**Short exercise**.
Keep the images out and copy every entry below exactly.

>> begin Dataset content

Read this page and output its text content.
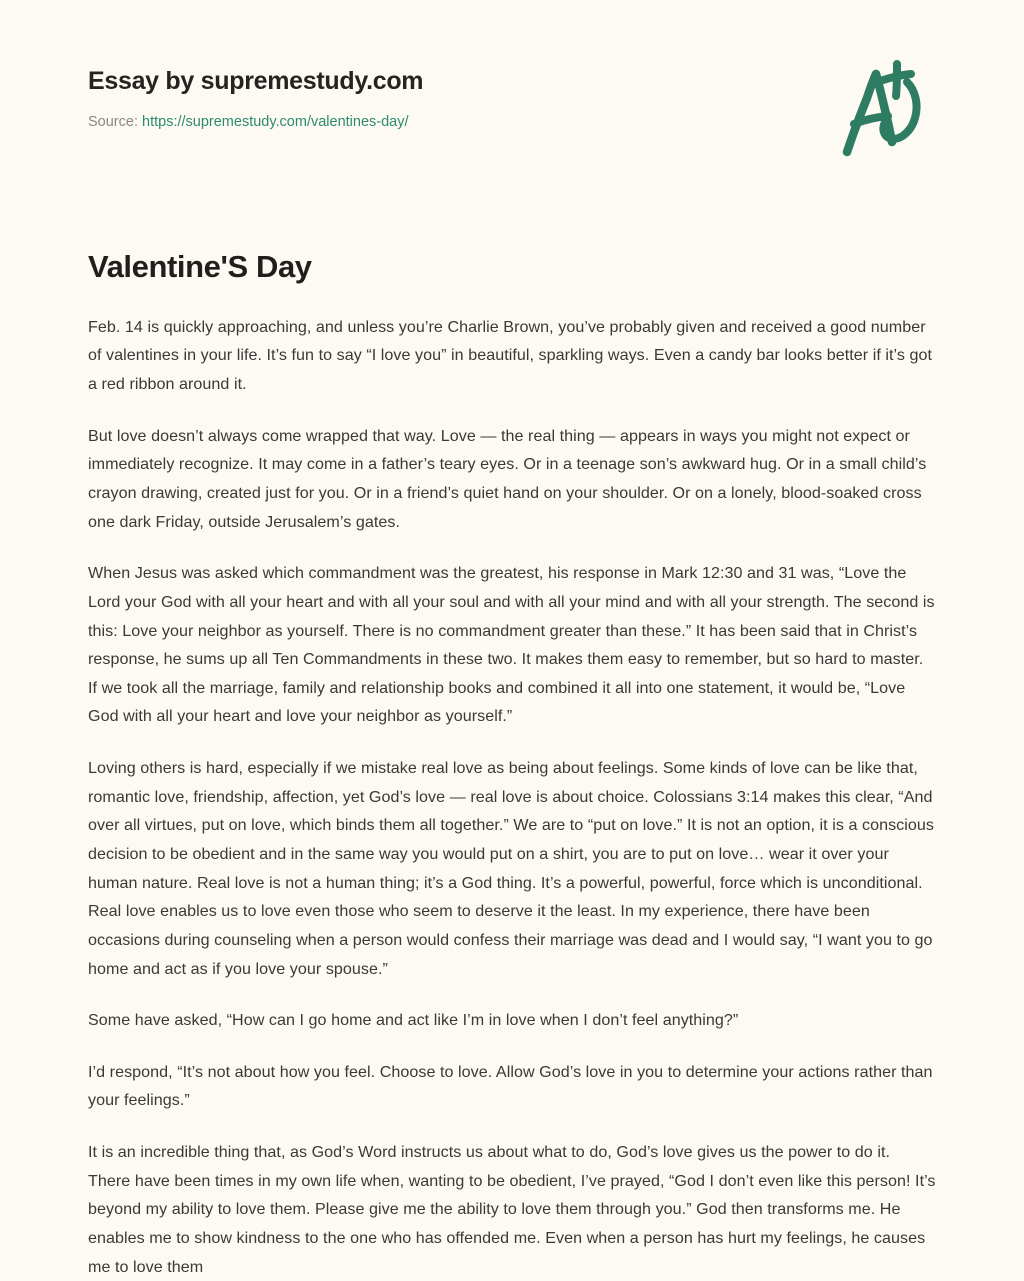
Essay by supremestudy.com
Source: https://supremestudy.com/valentines-day/
Valentine'S Day

Feb. 14 is quickly approaching, and unless you’re Charlie Brown, you’ve probably given and received a good number of valentines in your life. It’s fun to say “I love you” in beautiful, sparkling ways. Even a candy bar looks better if it’s got a red ribbon around it.

But love doesn’t always come wrapped that way. Love — the real thing — appears in ways you might not expect or immediately recognize. It may come in a father’s teary eyes. Or in a teenage son’s awkward hug. Or in a small child’s crayon drawing, created just for you. Or in a friend’s quiet hand on your shoulder. Or on a lonely, blood-soaked cross one dark Friday, outside Jerusalem’s gates.

When Jesus was asked which commandment was the greatest, his response in Mark 12:30 and 31 was, “Love the Lord your God with all your heart and with all your soul and with all your mind and with all your strength. The second is this: Love your neighbor as yourself. There is no commandment greater than these.” It has been said that in Christ’s response, he sums up all Ten Commandments in these two. It makes them easy to remember, but so hard to master. If we took all the marriage, family and relationship books and combined it all into one statement, it would be, “Love God with all your heart and love your neighbor as yourself.”

Loving others is hard, especially if we mistake real love as being about feelings. Some kinds of love can be like that, romantic love, friendship, affection, yet God’s love — real love is about choice. Colossians 3:14 makes this clear, “And over all virtues, put on love, which binds them all together.” We are to “put on love.” It is not an option, it is a conscious decision to be obedient and in the same way you would put on a shirt, you are to put on love… wear it over your human nature. Real love is not a human thing; it’s a God thing. It’s a powerful, powerful, force which is unconditional. Real love enables us to love even those who seem to deserve it the least. In my experience, there have been occasions during counseling when a person would confess their marriage was dead and I would say, “I want you to go home and act as if you love your spouse.”

Some have asked, “How can I go home and act like I’m in love when I don’t feel anything?”

I’d respond, “It’s not about how you feel. Choose to love. Allow God’s love in you to determine your actions rather than your feelings.”

It is an incredible thing that, as God’s Word instructs us about what to do, God’s love gives us the power to do it. There have been times in my own life when, wanting to be obedient, I’ve prayed, “God I don’t even like this person! It’s beyond my ability to love them. Please give me the ability to love them through you.” God then transforms me. He enables me to show kindness to the one who has offended me. Even when a person has hurt my feelings, he causes me to love them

>> end Dataset content

**Task output**.
Read this page and output its text content.
Essay by supremestudy.com
Source: https://supremestudy.com/valentines-day/
Valentine'S Day

Feb. 14 is quickly approaching, and unless you’re Charlie Brown, you’ve probably given and received a good number of valentines in your life. It’s fun to say “I love you” in beautiful, sparkling ways. Even a candy bar looks better if it’s got a red ribbon around it.

But love doesn’t always come wrapped that way. Love — the real thing — appears in ways you might not expect or immediately recognize. It may come in a father’s teary eyes. Or in a teenage son’s awkward hug. Or in a small child’s crayon drawing, created just for you. Or in a friend’s quiet hand on your shoulder. Or on a lonely, blood-soaked cross one dark Friday, outside Jerusalem’s gates.

When Jesus was asked which commandment was the greatest, his response in Mark 12:30 and 31 was, “Love the Lord your God with all your heart and with all your soul and with all your mind and with all your strength. The second is this: Love your neighbor as yourself. There is no commandment greater than these.” It has been said that in Christ’s response, he sums up all Ten Commandments in these two. It makes them easy to remember, but so hard to master. If we took all the marriage, family and relationship books and combined it all into one statement, it would be, “Love God with all your heart and love your neighbor as yourself.”

Loving others is hard, especially if we mistake real love as being about feelings. Some kinds of love can be like that, romantic love, friendship, affection, yet God’s love — real love is about choice. Colossians 3:14 makes this clear, “And over all virtues, put on love, which binds them all together.” We are to “put on love.” It is not an option, it is a conscious decision to be obedient and in the same way you would put on a shirt, you are to put on love… wear it over your human nature. Real love is not a human thing; it’s a God thing. It’s a powerful, powerful, force which is unconditional. Real love enables us to love even those who seem to deserve it the least. In my experience, there have been occasions during counseling when a person would confess their marriage was dead and I would say, “I want you to go home and act as if you love your spouse.”

Some have asked, “How can I go home and act like I’m in love when I don’t feel anything?”

I’d respond, “It’s not about how you feel. Choose to love. Allow God’s love in you to determine your actions rather than your feelings.”

It is an incredible thing that, as God’s Word instructs us about what to do, God’s love gives us the power to do it. There have been times in my own life when, wanting to be obedient, I’ve prayed, “God I don’t even like this person! It’s beyond my ability to love them. Please give me the ability to love them through you.” God then transforms me. He enables me to show kindness to the one who has offended me. Even when a person has hurt my feelings, he causes me to love them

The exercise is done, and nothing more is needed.